■ OBJECTIVE ■
Copy out each line below that has the word "document" in it.

===== STORED RECORDS

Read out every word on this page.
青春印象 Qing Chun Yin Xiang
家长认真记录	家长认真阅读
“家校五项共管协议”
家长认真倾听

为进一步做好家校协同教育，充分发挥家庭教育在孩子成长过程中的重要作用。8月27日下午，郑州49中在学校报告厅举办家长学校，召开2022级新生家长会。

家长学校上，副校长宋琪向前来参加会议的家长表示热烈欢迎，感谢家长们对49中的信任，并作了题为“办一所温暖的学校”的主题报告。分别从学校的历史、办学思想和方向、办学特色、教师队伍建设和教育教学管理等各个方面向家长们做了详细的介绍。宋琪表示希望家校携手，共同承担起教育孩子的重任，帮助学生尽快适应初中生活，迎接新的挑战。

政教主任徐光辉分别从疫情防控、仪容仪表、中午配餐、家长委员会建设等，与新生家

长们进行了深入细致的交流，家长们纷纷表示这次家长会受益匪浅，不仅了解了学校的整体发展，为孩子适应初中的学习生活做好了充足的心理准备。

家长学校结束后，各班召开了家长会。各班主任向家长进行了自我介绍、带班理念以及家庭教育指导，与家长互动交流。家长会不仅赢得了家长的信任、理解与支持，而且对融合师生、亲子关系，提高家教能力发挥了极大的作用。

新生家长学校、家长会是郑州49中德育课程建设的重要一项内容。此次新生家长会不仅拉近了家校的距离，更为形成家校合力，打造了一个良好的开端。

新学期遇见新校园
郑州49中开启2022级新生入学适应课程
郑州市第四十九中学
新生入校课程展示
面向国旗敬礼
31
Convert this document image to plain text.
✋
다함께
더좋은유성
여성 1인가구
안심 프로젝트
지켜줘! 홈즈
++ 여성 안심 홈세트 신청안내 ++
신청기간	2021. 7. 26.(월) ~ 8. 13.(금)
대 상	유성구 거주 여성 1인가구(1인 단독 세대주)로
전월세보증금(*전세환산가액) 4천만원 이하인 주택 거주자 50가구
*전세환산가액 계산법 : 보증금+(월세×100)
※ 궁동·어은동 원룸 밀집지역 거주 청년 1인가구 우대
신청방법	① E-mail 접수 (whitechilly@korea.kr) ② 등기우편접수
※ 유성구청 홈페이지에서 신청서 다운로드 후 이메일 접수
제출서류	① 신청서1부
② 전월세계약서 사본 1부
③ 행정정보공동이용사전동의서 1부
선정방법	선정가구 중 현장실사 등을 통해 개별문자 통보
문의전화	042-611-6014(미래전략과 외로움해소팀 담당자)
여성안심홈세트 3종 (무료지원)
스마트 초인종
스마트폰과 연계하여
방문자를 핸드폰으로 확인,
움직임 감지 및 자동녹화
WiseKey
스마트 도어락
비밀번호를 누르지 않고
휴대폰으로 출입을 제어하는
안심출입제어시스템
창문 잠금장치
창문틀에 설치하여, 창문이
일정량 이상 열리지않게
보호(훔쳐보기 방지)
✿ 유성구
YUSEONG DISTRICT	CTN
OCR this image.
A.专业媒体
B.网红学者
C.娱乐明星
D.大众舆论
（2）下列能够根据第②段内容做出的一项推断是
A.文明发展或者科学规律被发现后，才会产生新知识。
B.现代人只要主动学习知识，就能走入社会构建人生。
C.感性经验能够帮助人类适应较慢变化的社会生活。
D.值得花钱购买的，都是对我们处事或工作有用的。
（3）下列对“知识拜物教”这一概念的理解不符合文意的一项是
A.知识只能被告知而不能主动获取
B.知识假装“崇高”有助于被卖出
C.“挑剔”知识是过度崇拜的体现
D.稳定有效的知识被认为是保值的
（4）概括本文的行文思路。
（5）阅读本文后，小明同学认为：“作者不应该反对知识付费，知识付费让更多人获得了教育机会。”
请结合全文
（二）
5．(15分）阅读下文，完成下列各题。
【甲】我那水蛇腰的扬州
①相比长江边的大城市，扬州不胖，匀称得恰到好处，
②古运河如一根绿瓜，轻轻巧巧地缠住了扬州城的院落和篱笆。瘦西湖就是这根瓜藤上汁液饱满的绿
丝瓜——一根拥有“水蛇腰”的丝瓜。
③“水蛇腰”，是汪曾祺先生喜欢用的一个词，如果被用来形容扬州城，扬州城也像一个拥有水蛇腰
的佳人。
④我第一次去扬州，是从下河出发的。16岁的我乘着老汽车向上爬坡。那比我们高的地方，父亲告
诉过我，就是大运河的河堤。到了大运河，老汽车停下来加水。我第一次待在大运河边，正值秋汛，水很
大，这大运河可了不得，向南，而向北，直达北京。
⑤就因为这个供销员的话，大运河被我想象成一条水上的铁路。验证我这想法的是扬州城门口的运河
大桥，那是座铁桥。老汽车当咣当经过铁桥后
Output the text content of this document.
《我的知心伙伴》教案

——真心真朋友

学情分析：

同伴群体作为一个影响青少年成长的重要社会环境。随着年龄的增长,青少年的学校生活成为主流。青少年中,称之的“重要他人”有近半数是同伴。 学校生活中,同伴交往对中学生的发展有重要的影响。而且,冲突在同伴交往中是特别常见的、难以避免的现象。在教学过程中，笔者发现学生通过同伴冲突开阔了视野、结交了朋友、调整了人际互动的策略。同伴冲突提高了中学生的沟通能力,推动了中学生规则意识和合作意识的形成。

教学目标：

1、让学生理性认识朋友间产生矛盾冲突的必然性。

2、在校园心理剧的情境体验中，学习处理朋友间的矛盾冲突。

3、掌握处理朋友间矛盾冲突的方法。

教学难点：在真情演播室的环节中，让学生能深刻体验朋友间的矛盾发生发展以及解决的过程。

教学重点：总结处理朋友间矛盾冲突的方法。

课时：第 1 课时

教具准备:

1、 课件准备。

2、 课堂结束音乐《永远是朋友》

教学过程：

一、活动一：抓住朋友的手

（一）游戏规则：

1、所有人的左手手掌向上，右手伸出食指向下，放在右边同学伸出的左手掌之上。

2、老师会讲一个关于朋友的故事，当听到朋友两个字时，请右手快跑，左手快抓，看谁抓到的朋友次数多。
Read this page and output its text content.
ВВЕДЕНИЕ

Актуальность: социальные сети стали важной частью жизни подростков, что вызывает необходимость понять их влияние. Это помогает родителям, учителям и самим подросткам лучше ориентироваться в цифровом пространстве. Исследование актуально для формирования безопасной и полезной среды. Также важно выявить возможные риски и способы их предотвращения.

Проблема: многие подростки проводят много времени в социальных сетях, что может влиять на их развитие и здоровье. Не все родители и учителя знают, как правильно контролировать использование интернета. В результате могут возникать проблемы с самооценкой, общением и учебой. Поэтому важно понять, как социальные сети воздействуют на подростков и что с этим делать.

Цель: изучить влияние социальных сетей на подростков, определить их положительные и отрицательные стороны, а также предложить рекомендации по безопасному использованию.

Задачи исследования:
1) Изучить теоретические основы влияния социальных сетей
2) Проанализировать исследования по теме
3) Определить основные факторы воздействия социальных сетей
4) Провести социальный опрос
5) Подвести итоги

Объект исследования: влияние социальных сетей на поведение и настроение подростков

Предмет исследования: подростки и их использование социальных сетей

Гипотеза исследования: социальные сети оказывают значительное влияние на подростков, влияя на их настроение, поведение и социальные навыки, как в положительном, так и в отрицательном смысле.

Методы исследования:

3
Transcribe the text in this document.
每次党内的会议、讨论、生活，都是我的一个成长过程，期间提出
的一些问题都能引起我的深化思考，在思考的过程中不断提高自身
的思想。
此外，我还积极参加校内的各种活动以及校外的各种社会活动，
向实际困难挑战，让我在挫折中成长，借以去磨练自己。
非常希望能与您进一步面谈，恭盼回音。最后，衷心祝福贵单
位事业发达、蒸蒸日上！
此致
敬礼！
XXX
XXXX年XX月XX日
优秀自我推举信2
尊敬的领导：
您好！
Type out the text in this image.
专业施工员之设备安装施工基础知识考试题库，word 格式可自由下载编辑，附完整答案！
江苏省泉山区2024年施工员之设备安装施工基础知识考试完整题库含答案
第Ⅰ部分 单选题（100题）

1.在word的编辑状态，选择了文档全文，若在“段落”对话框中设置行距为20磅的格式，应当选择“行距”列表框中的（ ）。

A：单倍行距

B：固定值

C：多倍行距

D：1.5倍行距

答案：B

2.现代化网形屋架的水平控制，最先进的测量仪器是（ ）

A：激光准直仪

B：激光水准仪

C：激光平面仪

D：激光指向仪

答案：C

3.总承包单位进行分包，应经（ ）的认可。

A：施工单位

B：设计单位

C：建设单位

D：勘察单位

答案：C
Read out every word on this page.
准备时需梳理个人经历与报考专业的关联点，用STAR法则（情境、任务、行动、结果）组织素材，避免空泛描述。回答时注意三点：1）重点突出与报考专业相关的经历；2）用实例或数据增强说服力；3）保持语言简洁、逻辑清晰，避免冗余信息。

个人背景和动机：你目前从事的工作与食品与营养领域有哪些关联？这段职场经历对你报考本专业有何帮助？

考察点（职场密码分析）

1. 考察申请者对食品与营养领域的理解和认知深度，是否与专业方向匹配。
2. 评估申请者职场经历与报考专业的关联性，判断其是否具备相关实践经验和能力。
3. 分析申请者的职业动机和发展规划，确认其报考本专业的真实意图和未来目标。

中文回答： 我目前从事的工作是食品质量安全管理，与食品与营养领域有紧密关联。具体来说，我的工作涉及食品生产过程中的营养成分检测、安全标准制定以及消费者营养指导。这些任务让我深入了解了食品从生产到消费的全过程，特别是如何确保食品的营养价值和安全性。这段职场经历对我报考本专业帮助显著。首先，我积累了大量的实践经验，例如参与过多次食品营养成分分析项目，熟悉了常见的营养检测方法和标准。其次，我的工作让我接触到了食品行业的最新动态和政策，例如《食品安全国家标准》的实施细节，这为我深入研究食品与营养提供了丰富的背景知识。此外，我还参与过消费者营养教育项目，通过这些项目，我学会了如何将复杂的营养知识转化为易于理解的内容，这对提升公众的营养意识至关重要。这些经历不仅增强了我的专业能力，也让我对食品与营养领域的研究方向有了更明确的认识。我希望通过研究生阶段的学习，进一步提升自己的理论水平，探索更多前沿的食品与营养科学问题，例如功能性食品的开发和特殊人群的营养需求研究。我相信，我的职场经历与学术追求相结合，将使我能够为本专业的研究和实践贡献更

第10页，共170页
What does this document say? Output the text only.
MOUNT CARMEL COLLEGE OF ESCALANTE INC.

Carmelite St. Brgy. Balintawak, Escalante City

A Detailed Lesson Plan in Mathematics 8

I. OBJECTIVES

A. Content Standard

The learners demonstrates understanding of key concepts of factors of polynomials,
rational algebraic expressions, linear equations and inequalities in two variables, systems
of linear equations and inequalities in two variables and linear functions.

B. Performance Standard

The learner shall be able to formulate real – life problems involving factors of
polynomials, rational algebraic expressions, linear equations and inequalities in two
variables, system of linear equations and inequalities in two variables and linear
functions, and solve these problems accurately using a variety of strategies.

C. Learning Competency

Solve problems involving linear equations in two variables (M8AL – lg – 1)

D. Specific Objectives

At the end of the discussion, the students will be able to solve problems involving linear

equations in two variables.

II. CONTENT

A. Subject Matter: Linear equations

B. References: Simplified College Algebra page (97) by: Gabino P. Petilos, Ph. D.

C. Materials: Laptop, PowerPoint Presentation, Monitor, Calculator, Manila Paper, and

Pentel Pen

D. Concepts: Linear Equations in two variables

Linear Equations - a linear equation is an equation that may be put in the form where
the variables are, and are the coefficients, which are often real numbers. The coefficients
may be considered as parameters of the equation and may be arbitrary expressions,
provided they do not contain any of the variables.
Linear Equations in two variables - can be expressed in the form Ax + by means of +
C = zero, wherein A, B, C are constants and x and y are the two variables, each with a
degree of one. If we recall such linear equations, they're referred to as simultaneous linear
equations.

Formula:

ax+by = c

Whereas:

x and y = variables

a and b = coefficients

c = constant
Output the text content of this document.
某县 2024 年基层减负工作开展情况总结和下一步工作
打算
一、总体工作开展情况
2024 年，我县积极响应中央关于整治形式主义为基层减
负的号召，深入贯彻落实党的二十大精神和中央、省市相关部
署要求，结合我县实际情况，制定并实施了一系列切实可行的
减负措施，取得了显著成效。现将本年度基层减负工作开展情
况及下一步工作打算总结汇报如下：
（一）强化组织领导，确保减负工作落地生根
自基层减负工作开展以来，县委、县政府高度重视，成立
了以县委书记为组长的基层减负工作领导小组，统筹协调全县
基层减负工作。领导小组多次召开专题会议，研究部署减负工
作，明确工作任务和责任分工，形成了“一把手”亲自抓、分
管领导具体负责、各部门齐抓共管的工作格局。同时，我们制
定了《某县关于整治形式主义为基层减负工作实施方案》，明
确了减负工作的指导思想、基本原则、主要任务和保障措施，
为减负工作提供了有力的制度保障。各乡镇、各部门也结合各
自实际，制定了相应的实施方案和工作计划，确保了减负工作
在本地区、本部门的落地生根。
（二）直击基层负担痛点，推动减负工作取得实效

==========

■ OUTPUT FOR THIS EXERCISE ■
Convert this document image to plain text.
Output the text content of this document.
Transcribe the text in this document.
What does this document say? Output the text only.
Output the text content of this document.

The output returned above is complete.